**Written problem**
Count the lines below that contain the word "DESIGN". Give only the number.

**Data excerpts**
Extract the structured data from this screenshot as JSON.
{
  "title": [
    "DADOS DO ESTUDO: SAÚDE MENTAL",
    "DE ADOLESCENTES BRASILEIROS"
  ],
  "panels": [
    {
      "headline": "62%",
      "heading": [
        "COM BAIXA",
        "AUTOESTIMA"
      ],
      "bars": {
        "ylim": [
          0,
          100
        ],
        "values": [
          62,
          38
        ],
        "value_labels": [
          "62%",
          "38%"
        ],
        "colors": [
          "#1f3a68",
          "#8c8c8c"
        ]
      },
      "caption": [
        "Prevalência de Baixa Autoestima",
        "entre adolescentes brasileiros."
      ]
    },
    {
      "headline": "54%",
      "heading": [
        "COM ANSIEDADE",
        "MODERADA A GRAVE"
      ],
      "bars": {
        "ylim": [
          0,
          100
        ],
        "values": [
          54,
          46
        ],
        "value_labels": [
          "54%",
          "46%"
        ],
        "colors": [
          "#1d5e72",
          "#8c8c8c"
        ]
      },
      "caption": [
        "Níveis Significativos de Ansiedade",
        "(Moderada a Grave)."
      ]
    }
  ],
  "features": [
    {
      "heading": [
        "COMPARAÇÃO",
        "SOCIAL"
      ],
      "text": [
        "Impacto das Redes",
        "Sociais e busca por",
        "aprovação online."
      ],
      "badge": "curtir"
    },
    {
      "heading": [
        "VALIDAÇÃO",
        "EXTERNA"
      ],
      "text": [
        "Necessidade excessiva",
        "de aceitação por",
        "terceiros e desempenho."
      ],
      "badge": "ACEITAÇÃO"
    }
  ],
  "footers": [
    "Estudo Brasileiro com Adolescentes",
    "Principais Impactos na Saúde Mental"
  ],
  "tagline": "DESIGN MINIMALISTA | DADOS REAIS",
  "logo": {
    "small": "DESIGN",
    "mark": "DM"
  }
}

**Exercise result**
2